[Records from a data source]
******

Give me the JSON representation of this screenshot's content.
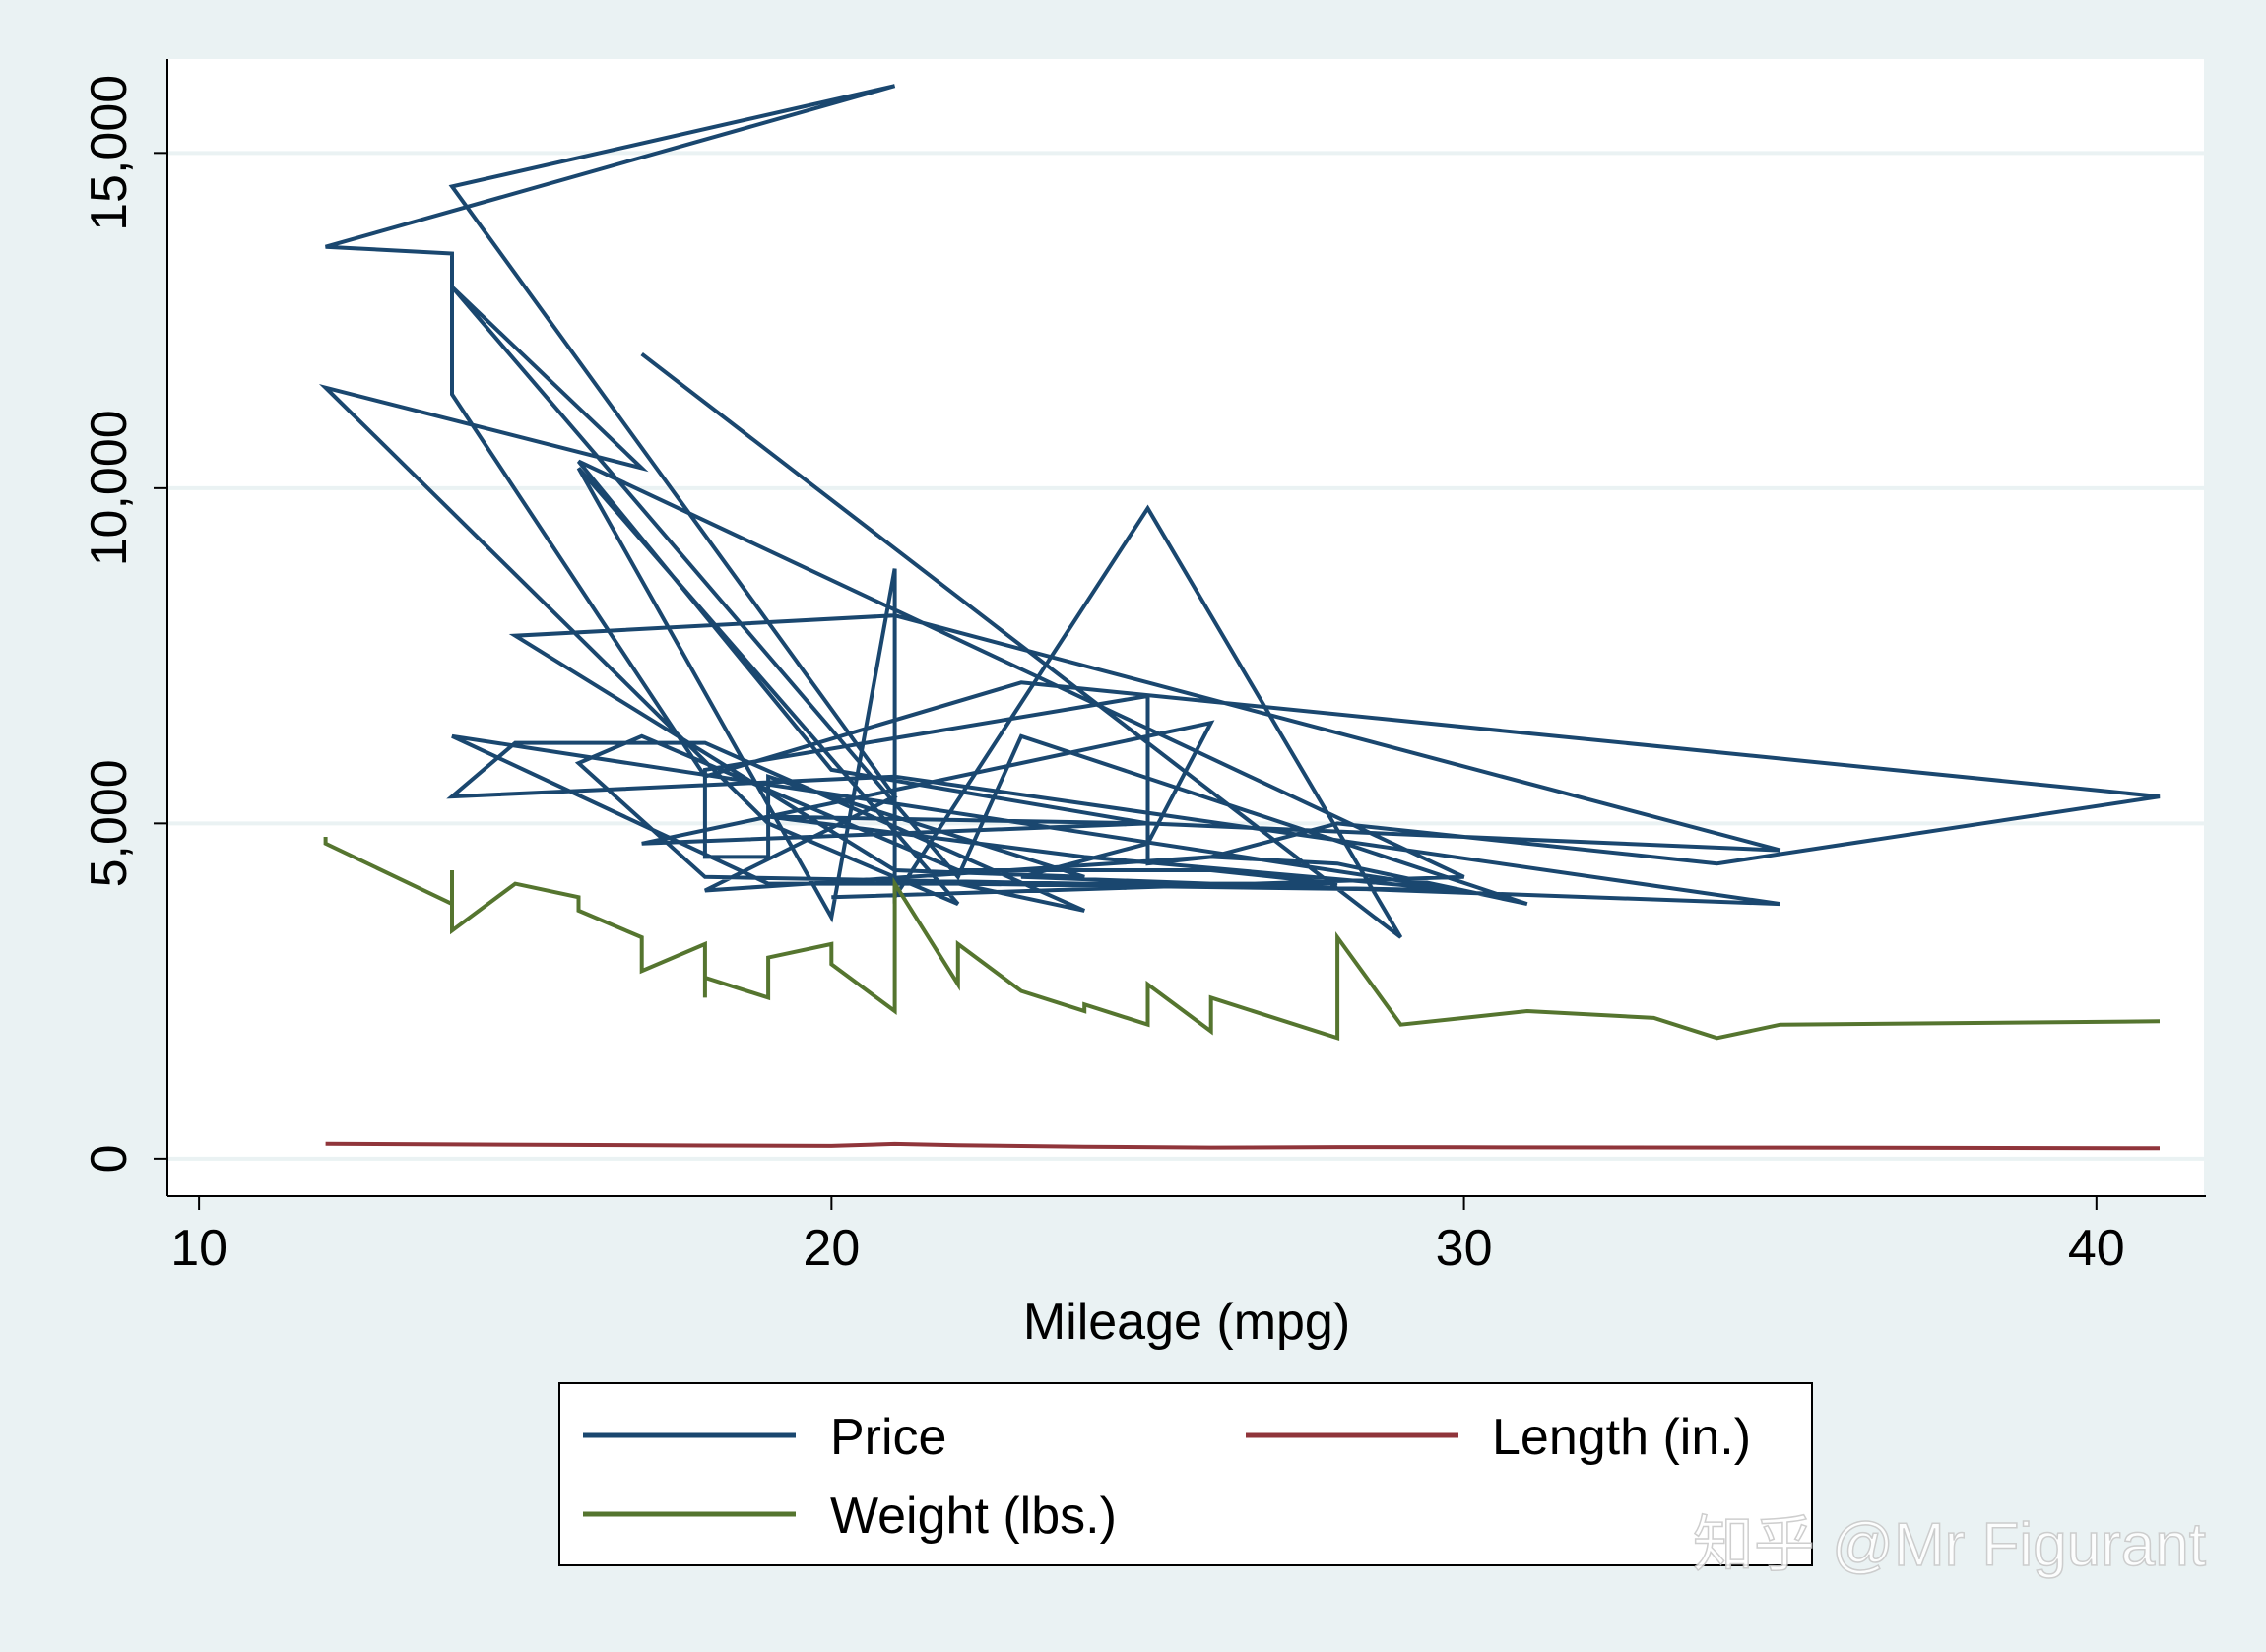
{
  "chart_data": {
    "type": "line",
    "title": "",
    "xlabel": "Mileage (mpg)",
    "ylabel": "",
    "xlim": [
      9.5,
      41.7
    ],
    "ylim": [
      -560,
      16400
    ],
    "x_ticks": [
      10,
      20,
      30,
      40
    ],
    "x_tick_labels": [
      "10",
      "20",
      "30",
      "40"
    ],
    "y_ticks": [
      0,
      5000,
      10000,
      15000
    ],
    "y_tick_labels": [
      "0",
      "5,000",
      "10,000",
      "15,000"
    ],
    "grid": "horizontal",
    "legend": {
      "placement": "bottom",
      "entries": [
        {
          "label": "Price",
          "color": "#1a476f"
        },
        {
          "label": "Length (in.)",
          "color": "#90353b"
        },
        {
          "label": "Weight (lbs.)",
          "color": "#55752f"
        }
      ]
    },
    "watermark": "知乎 @Mr Figurant",
    "series": [
      {
        "name": "Price",
        "color": "#1a476f",
        "points": [
          [
            17,
            12000
          ],
          [
            29,
            3300
          ],
          [
            25,
            9700
          ],
          [
            21,
            3900
          ],
          [
            21,
            8800
          ],
          [
            20,
            3600
          ],
          [
            16,
            10300
          ],
          [
            22,
            3800
          ],
          [
            19,
            5000
          ],
          [
            12,
            11500
          ],
          [
            17,
            10300
          ],
          [
            14,
            13000
          ],
          [
            22,
            4200
          ],
          [
            23,
            6300
          ],
          [
            31,
            3800
          ],
          [
            28,
            4400
          ],
          [
            26,
            4500
          ],
          [
            18,
            4000
          ],
          [
            21,
            5400
          ],
          [
            14,
            14500
          ],
          [
            21,
            16000
          ],
          [
            12,
            13600
          ],
          [
            14,
            13500
          ],
          [
            14,
            11400
          ],
          [
            18,
            5700
          ],
          [
            23,
            7100
          ],
          [
            41,
            5400
          ],
          [
            34,
            4400
          ],
          [
            28,
            5000
          ],
          [
            26,
            4500
          ],
          [
            25,
            4400
          ],
          [
            25,
            6900
          ],
          [
            18,
            5800
          ],
          [
            18,
            4500
          ],
          [
            19,
            4500
          ],
          [
            19,
            5700
          ],
          [
            24,
            4200
          ],
          [
            21,
            4300
          ],
          [
            15,
            7800
          ],
          [
            21,
            8100
          ],
          [
            35,
            4600
          ],
          [
            25,
            5000
          ],
          [
            19,
            5100
          ],
          [
            24,
            4500
          ],
          [
            30,
            4000
          ],
          [
            18,
            4200
          ],
          [
            16,
            5900
          ],
          [
            17,
            6300
          ],
          [
            22,
            4300
          ],
          [
            26,
            4300
          ],
          [
            28,
            4100
          ],
          [
            19,
            4100
          ],
          [
            14,
            6300
          ],
          [
            30,
            4000
          ],
          [
            22,
            4100
          ],
          [
            24,
            3700
          ],
          [
            18,
            6200
          ],
          [
            15,
            6200
          ],
          [
            14,
            5400
          ],
          [
            21,
            5700
          ],
          [
            35,
            3800
          ],
          [
            23,
            4200
          ],
          [
            25,
            4700
          ],
          [
            26,
            6500
          ],
          [
            17,
            4700
          ],
          [
            25,
            5000
          ],
          [
            20,
            5800
          ],
          [
            16,
            10400
          ],
          [
            30,
            4200
          ],
          [
            20,
            3900
          ]
        ]
      },
      {
        "name": "Weight (lbs.)",
        "color": "#55752f",
        "points": [
          [
            12,
            4800
          ],
          [
            12,
            4700
          ],
          [
            14,
            3800
          ],
          [
            14,
            4300
          ],
          [
            14,
            3400
          ],
          [
            15,
            4100
          ],
          [
            16,
            3900
          ],
          [
            16,
            3700
          ],
          [
            17,
            3300
          ],
          [
            17,
            2800
          ],
          [
            18,
            3200
          ],
          [
            18,
            2500
          ],
          [
            18,
            2400
          ],
          [
            18,
            2700
          ],
          [
            19,
            2400
          ],
          [
            19,
            2900
          ],
          [
            19,
            3000
          ],
          [
            20,
            3200
          ],
          [
            20,
            2900
          ],
          [
            21,
            2200
          ],
          [
            21,
            2600
          ],
          [
            21,
            4100
          ],
          [
            22,
            2600
          ],
          [
            22,
            3200
          ],
          [
            23,
            2500
          ],
          [
            24,
            2200
          ],
          [
            24,
            2300
          ],
          [
            25,
            2000
          ],
          [
            25,
            2600
          ],
          [
            26,
            1900
          ],
          [
            26,
            2400
          ],
          [
            28,
            1800
          ],
          [
            28,
            2400
          ],
          [
            28,
            3300
          ],
          [
            29,
            2000
          ],
          [
            30,
            2100
          ],
          [
            31,
            2200
          ],
          [
            33,
            2100
          ],
          [
            34,
            1800
          ],
          [
            35,
            2000
          ],
          [
            41,
            2050
          ]
        ]
      },
      {
        "name": "Length (in.)",
        "color": "#90353b",
        "points": [
          [
            12,
            222
          ],
          [
            14,
            212
          ],
          [
            18,
            196
          ],
          [
            20,
            190
          ],
          [
            21,
            220
          ],
          [
            22,
            199
          ],
          [
            24,
            179
          ],
          [
            26,
            165
          ],
          [
            28,
            172
          ],
          [
            30,
            170
          ],
          [
            35,
            165
          ],
          [
            41,
            155
          ]
        ]
      }
    ]
  }
}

******

### WORK INSTRUCTIONS
Each record above is to be restated exactly, with its pictures removed from the copy.

### RIGHT ANSWER
Give me the JSON representation of this screenshot's content.
{
  "chart_data": {
    "type": "line",
    "title": "",
    "xlabel": "Mileage (mpg)",
    "ylabel": "",
    "xlim": [
      9.5,
      41.7
    ],
    "ylim": [
      -560,
      16400
    ],
    "x_ticks": [
      10,
      20,
      30,
      40
    ],
    "x_tick_labels": [
      "10",
      "20",
      "30",
      "40"
    ],
    "y_ticks": [
      0,
      5000,
      10000,
      15000
    ],
    "y_tick_labels": [
      "0",
      "5,000",
      "10,000",
      "15,000"
    ],
    "grid": "horizontal",
    "legend": {
      "placement": "bottom",
      "entries": [
        {
          "label": "Price",
          "color": "#1a476f"
        },
        {
          "label": "Length (in.)",
          "color": "#90353b"
        },
        {
          "label": "Weight (lbs.)",
          "color": "#55752f"
        }
      ]
    },
    "watermark": "知乎 @Mr Figurant",
    "series": [
      {
        "name": "Price",
        "color": "#1a476f",
        "points": [
          [
            17,
            12000
          ],
          [
            29,
            3300
          ],
          [
            25,
            9700
          ],
          [
            21,
            3900
          ],
          [
            21,
            8800
          ],
          [
            20,
            3600
          ],
          [
            16,
            10300
          ],
          [
            22,
            3800
          ],
          [
            19,
            5000
          ],
          [
            12,
            11500
          ],
          [
            17,
            10300
          ],
          [
            14,
            13000
          ],
          [
            22,
            4200
          ],
          [
            23,
            6300
          ],
          [
            31,
            3800
          ],
          [
            28,
            4400
          ],
          [
            26,
            4500
          ],
          [
            18,
            4000
          ],
          [
            21,
            5400
          ],
          [
            14,
            14500
          ],
          [
            21,
            16000
          ],
          [
            12,
            13600
          ],
          [
            14,
            13500
          ],
          [
            14,
            11400
          ],
          [
            18,
            5700
          ],
          [
            23,
            7100
          ],
          [
            41,
            5400
          ],
          [
            34,
            4400
          ],
          [
            28,
            5000
          ],
          [
            26,
            4500
          ],
          [
            25,
            4400
          ],
          [
            25,
            6900
          ],
          [
            18,
            5800
          ],
          [
            18,
            4500
          ],
          [
            19,
            4500
          ],
          [
            19,
            5700
          ],
          [
            24,
            4200
          ],
          [
            21,
            4300
          ],
          [
            15,
            7800
          ],
          [
            21,
            8100
          ],
          [
            35,
            4600
          ],
          [
            25,
            5000
          ],
          [
            19,
            5100
          ],
          [
            24,
            4500
          ],
          [
            30,
            4000
          ],
          [
            18,
            4200
          ],
          [
            16,
            5900
          ],
          [
            17,
            6300
          ],
          [
            22,
            4300
          ],
          [
            26,
            4300
          ],
          [
            28,
            4100
          ],
          [
            19,
            4100
          ],
          [
            14,
            6300
          ],
          [
            30,
            4000
          ],
          [
            22,
            4100
          ],
          [
            24,
            3700
          ],
          [
            18,
            6200
          ],
          [
            15,
            6200
          ],
          [
            14,
            5400
          ],
          [
            21,
            5700
          ],
          [
            35,
            3800
          ],
          [
            23,
            4200
          ],
          [
            25,
            4700
          ],
          [
            26,
            6500
          ],
          [
            17,
            4700
          ],
          [
            25,
            5000
          ],
          [
            20,
            5800
          ],
          [
            16,
            10400
          ],
          [
            30,
            4200
          ],
          [
            20,
            3900
          ]
        ]
      },
      {
        "name": "Weight (lbs.)",
        "color": "#55752f",
        "points": [
          [
            12,
            4800
          ],
          [
            12,
            4700
          ],
          [
            14,
            3800
          ],
          [
            14,
            4300
          ],
          [
            14,
            3400
          ],
          [
            15,
            4100
          ],
          [
            16,
            3900
          ],
          [
            16,
            3700
          ],
          [
            17,
            3300
          ],
          [
            17,
            2800
          ],
          [
            18,
            3200
          ],
          [
            18,
            2500
          ],
          [
            18,
            2400
          ],
          [
            18,
            2700
          ],
          [
            19,
            2400
          ],
          [
            19,
            2900
          ],
          [
            19,
            3000
          ],
          [
            20,
            3200
          ],
          [
            20,
            2900
          ],
          [
            21,
            2200
          ],
          [
            21,
            2600
          ],
          [
            21,
            4100
          ],
          [
            22,
            2600
          ],
          [
            22,
            3200
          ],
          [
            23,
            2500
          ],
          [
            24,
            2200
          ],
          [
            24,
            2300
          ],
          [
            25,
            2000
          ],
          [
            25,
            2600
          ],
          [
            26,
            1900
          ],
          [
            26,
            2400
          ],
          [
            28,
            1800
          ],
          [
            28,
            2400
          ],
          [
            28,
            3300
          ],
          [
            29,
            2000
          ],
          [
            30,
            2100
          ],
          [
            31,
            2200
          ],
          [
            33,
            2100
          ],
          [
            34,
            1800
          ],
          [
            35,
            2000
          ],
          [
            41,
            2050
          ]
        ]
      },
      {
        "name": "Length (in.)",
        "color": "#90353b",
        "points": [
          [
            12,
            222
          ],
          [
            14,
            212
          ],
          [
            18,
            196
          ],
          [
            20,
            190
          ],
          [
            21,
            220
          ],
          [
            22,
            199
          ],
          [
            24,
            179
          ],
          [
            26,
            165
          ],
          [
            28,
            172
          ],
          [
            30,
            170
          ],
          [
            35,
            165
          ],
          [
            41,
            155
          ]
        ]
      }
    ]
  }
}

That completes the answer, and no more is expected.